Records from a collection
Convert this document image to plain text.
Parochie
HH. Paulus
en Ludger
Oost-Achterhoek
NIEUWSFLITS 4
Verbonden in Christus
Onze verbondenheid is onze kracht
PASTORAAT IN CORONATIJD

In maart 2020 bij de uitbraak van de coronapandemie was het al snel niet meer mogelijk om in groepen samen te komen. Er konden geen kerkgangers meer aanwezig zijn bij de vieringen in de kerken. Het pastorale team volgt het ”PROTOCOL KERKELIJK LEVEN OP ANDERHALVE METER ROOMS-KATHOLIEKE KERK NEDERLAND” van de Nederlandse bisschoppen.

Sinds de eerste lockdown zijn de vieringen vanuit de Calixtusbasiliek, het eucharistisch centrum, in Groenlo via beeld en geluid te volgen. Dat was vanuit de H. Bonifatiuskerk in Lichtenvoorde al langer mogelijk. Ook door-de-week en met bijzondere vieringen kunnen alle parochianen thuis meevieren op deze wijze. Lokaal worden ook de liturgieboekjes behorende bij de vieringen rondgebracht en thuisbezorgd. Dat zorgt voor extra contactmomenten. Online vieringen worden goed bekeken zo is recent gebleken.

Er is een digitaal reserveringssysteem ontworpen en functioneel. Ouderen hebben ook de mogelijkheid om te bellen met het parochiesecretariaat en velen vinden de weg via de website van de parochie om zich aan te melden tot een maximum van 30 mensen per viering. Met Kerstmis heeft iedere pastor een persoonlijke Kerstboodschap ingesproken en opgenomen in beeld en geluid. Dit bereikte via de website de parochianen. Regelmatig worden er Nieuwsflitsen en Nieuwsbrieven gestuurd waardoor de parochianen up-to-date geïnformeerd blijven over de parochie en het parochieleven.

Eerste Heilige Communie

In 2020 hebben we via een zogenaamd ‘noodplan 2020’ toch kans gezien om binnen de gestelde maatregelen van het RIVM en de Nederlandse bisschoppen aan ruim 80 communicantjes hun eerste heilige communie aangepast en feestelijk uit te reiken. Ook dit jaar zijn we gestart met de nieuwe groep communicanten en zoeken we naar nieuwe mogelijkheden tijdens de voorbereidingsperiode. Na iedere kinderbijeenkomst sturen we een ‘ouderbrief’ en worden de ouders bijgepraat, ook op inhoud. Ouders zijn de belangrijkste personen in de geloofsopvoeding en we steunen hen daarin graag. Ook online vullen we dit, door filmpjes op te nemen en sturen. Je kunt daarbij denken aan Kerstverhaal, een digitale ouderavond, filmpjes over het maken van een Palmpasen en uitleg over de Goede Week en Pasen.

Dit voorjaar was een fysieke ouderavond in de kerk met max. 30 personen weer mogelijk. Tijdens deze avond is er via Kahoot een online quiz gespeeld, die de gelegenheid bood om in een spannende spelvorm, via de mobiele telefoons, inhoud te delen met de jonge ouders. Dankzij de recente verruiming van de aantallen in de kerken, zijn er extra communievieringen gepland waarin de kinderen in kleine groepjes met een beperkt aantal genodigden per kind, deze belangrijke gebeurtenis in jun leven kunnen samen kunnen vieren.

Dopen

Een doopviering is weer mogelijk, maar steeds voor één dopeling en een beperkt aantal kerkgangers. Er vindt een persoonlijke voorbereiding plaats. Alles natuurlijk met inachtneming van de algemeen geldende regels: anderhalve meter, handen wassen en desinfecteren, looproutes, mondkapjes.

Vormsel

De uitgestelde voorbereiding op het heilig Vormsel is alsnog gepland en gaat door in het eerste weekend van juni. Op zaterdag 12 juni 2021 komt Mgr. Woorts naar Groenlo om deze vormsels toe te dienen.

--- WHAT TO WORK ON ---
Filter the records for the word "kerkgangers" and show every line that has it.

--- SOLUTION FOR THIS TASK ---
In maart 2020 bij de uitbraak van de coronapandemie was het al snel niet meer mogelijk om in groepen samen te komen. Er konden geen kerkgangers meer aanwezig zijn bij de vieringen in de kerken. Het pastorale team volgt het ”PROTOCOL KERKELIJK LEVEN OP ANDERHALVE METER ROOMS-KATHOLIEKE KERK NEDERLAND” van de Nederlandse bisschoppen.
Een doopviering is weer mogelijk, maar steeds voor één dopeling en een beperkt aantal kerkgangers. Er vindt een persoonlijke voorbereiding plaats. Alles natuurlijk met inachtneming van de algemeen geldende regels: anderhalve meter, handen wassen en desinfecteren, looproutes, mondkapjes.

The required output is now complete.